[start Given records]
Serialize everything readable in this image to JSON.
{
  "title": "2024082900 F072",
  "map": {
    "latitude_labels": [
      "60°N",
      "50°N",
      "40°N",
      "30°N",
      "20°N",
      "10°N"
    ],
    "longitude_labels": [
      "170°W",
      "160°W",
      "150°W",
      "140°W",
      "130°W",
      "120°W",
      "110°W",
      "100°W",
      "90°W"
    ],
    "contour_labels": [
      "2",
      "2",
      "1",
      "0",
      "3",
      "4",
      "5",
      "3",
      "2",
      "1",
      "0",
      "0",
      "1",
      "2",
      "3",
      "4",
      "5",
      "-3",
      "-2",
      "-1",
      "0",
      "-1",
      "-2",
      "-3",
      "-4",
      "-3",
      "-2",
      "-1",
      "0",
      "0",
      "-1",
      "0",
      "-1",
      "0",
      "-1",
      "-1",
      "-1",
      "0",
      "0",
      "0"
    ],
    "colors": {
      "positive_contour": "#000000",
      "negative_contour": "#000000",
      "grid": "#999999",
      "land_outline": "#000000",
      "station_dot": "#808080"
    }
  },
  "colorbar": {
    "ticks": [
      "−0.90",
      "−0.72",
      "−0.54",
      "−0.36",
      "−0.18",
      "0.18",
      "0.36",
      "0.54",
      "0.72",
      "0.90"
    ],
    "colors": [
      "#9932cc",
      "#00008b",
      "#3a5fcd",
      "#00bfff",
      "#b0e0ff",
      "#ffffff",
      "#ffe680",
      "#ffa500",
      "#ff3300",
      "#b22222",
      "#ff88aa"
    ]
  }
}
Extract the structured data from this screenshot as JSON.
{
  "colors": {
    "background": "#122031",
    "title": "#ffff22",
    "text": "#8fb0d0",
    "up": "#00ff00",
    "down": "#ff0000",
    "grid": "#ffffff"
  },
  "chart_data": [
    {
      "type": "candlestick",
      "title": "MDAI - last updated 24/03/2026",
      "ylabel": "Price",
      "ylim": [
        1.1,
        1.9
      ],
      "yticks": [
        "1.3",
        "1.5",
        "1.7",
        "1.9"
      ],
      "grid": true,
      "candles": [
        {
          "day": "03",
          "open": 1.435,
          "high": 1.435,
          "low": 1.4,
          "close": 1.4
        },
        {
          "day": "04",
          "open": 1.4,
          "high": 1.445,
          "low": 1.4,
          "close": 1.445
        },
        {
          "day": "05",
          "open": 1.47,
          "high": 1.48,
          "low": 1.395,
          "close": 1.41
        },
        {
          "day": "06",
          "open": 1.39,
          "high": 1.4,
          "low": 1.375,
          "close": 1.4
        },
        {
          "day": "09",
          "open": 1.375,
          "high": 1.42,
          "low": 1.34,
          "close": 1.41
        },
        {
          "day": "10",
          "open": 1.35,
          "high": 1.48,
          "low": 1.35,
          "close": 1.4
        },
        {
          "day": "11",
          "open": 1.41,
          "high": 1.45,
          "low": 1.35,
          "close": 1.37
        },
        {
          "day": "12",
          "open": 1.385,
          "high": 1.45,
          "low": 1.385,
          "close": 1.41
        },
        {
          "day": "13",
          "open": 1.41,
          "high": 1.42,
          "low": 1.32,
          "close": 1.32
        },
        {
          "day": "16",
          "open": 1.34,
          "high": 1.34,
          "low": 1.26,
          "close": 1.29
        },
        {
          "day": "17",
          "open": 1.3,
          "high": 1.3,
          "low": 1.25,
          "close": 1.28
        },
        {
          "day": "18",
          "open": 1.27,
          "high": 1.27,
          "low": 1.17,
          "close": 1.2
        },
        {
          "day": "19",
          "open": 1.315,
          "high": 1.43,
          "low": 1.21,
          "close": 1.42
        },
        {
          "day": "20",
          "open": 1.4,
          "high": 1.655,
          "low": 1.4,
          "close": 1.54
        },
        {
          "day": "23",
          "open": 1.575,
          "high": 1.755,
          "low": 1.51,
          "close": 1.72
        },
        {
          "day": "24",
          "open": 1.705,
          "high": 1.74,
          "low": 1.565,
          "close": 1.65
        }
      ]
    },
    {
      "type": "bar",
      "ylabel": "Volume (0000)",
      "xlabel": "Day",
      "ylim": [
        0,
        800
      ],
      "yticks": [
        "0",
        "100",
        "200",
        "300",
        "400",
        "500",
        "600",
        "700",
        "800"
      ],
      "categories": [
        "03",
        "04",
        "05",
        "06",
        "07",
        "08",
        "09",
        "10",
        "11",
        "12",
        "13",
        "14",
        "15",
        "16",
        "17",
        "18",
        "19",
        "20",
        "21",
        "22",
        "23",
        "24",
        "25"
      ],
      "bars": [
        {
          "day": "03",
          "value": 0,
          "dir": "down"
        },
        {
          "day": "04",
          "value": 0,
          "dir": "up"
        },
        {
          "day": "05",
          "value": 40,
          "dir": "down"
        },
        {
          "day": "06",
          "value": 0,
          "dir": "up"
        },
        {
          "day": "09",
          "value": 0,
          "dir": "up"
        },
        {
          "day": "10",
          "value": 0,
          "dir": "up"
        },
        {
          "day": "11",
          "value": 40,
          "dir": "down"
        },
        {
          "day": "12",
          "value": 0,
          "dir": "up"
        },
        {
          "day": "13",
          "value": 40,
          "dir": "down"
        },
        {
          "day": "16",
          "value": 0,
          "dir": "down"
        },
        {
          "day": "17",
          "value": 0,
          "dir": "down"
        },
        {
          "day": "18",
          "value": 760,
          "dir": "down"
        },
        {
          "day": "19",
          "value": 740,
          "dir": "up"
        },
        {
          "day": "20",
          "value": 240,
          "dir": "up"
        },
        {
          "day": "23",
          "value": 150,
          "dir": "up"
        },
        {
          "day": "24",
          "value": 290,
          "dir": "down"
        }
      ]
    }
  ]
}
[end Given records]
_Task objective_. Restate the records, all of them, precisely as written.

_Correct output_.
Serialize everything readable in this image to JSON.
{
  "title": "2024082900 F072",
  "map": {
    "latitude_labels": [
      "60°N",
      "50°N",
      "40°N",
      "30°N",
      "20°N",
      "10°N"
    ],
    "longitude_labels": [
      "170°W",
      "160°W",
      "150°W",
      "140°W",
      "130°W",
      "120°W",
      "110°W",
      "100°W",
      "90°W"
    ],
    "contour_labels": [
      "2",
      "2",
      "1",
      "0",
      "3",
      "4",
      "5",
      "3",
      "2",
      "1",
      "0",
      "0",
      "1",
      "2",
      "3",
      "4",
      "5",
      "-3",
      "-2",
      "-1",
      "0",
      "-1",
      "-2",
      "-3",
      "-4",
      "-3",
      "-2",
      "-1",
      "0",
      "0",
      "-1",
      "0",
      "-1",
      "0",
      "-1",
      "-1",
      "-1",
      "0",
      "0",
      "0"
    ],
    "colors": {
      "positive_contour": "#000000",
      "negative_contour": "#000000",
      "grid": "#999999",
      "land_outline": "#000000",
      "station_dot": "#808080"
    }
  },
  "colorbar": {
    "ticks": [
      "−0.90",
      "−0.72",
      "−0.54",
      "−0.36",
      "−0.18",
      "0.18",
      "0.36",
      "0.54",
      "0.72",
      "0.90"
    ],
    "colors": [
      "#9932cc",
      "#00008b",
      "#3a5fcd",
      "#00bfff",
      "#b0e0ff",
      "#ffffff",
      "#ffe680",
      "#ffa500",
      "#ff3300",
      "#b22222",
      "#ff88aa"
    ]
  }
}
Extract the structured data from this screenshot as JSON.
{
  "colors": {
    "background": "#122031",
    "title": "#ffff22",
    "text": "#8fb0d0",
    "up": "#00ff00",
    "down": "#ff0000",
    "grid": "#ffffff"
  },
  "chart_data": [
    {
      "type": "candlestick",
      "title": "MDAI - last updated 24/03/2026",
      "ylabel": "Price",
      "ylim": [
        1.1,
        1.9
      ],
      "yticks": [
        "1.3",
        "1.5",
        "1.7",
        "1.9"
      ],
      "grid": true,
      "candles": [
        {
          "day": "03",
          "open": 1.435,
          "high": 1.435,
          "low": 1.4,
          "close": 1.4
        },
        {
          "day": "04",
          "open": 1.4,
          "high": 1.445,
          "low": 1.4,
          "close": 1.445
        },
        {
          "day": "05",
          "open": 1.47,
          "high": 1.48,
          "low": 1.395,
          "close": 1.41
        },
        {
          "day": "06",
          "open": 1.39,
          "high": 1.4,
          "low": 1.375,
          "close": 1.4
        },
        {
          "day": "09",
          "open": 1.375,
          "high": 1.42,
          "low": 1.34,
          "close": 1.41
        },
        {
          "day": "10",
          "open": 1.35,
          "high": 1.48,
          "low": 1.35,
          "close": 1.4
        },
        {
          "day": "11",
          "open": 1.41,
          "high": 1.45,
          "low": 1.35,
          "close": 1.37
        },
        {
          "day": "12",
          "open": 1.385,
          "high": 1.45,
          "low": 1.385,
          "close": 1.41
        },
        {
          "day": "13",
          "open": 1.41,
          "high": 1.42,
          "low": 1.32,
          "close": 1.32
        },
        {
          "day": "16",
          "open": 1.34,
          "high": 1.34,
          "low": 1.26,
          "close": 1.29
        },
        {
          "day": "17",
          "open": 1.3,
          "high": 1.3,
          "low": 1.25,
          "close": 1.28
        },
        {
          "day": "18",
          "open": 1.27,
          "high": 1.27,
          "low": 1.17,
          "close": 1.2
        },
        {
          "day": "19",
          "open": 1.315,
          "high": 1.43,
          "low": 1.21,
          "close": 1.42
        },
        {
          "day": "20",
          "open": 1.4,
          "high": 1.655,
          "low": 1.4,
          "close": 1.54
        },
        {
          "day": "23",
          "open": 1.575,
          "high": 1.755,
          "low": 1.51,
          "close": 1.72
        },
        {
          "day": "24",
          "open": 1.705,
          "high": 1.74,
          "low": 1.565,
          "close": 1.65
        }
      ]
    },
    {
      "type": "bar",
      "ylabel": "Volume (0000)",
      "xlabel": "Day",
      "ylim": [
        0,
        800
      ],
      "yticks": [
        "0",
        "100",
        "200",
        "300",
        "400",
        "500",
        "600",
        "700",
        "800"
      ],
      "categories": [
        "03",
        "04",
        "05",
        "06",
        "07",
        "08",
        "09",
        "10",
        "11",
        "12",
        "13",
        "14",
        "15",
        "16",
        "17",
        "18",
        "19",
        "20",
        "21",
        "22",
        "23",
        "24",
        "25"
      ],
      "bars": [
        {
          "day": "03",
          "value": 0,
          "dir": "down"
        },
        {
          "day": "04",
          "value": 0,
          "dir": "up"
        },
        {
          "day": "05",
          "value": 40,
          "dir": "down"
        },
        {
          "day": "06",
          "value": 0,
          "dir": "up"
        },
        {
          "day": "09",
          "value": 0,
          "dir": "up"
        },
        {
          "day": "10",
          "value": 0,
          "dir": "up"
        },
        {
          "day": "11",
          "value": 40,
          "dir": "down"
        },
        {
          "day": "12",
          "value": 0,
          "dir": "up"
        },
        {
          "day": "13",
          "value": 40,
          "dir": "down"
        },
        {
          "day": "16",
          "value": 0,
          "dir": "down"
        },
        {
          "day": "17",
          "value": 0,
          "dir": "down"
        },
        {
          "day": "18",
          "value": 760,
          "dir": "down"
        },
        {
          "day": "19",
          "value": 740,
          "dir": "up"
        },
        {
          "day": "20",
          "value": 240,
          "dir": "up"
        },
        {
          "day": "23",
          "value": 150,
          "dir": "up"
        },
        {
          "day": "24",
          "value": 290,
          "dir": "down"
        }
      ]
    }
  ]
}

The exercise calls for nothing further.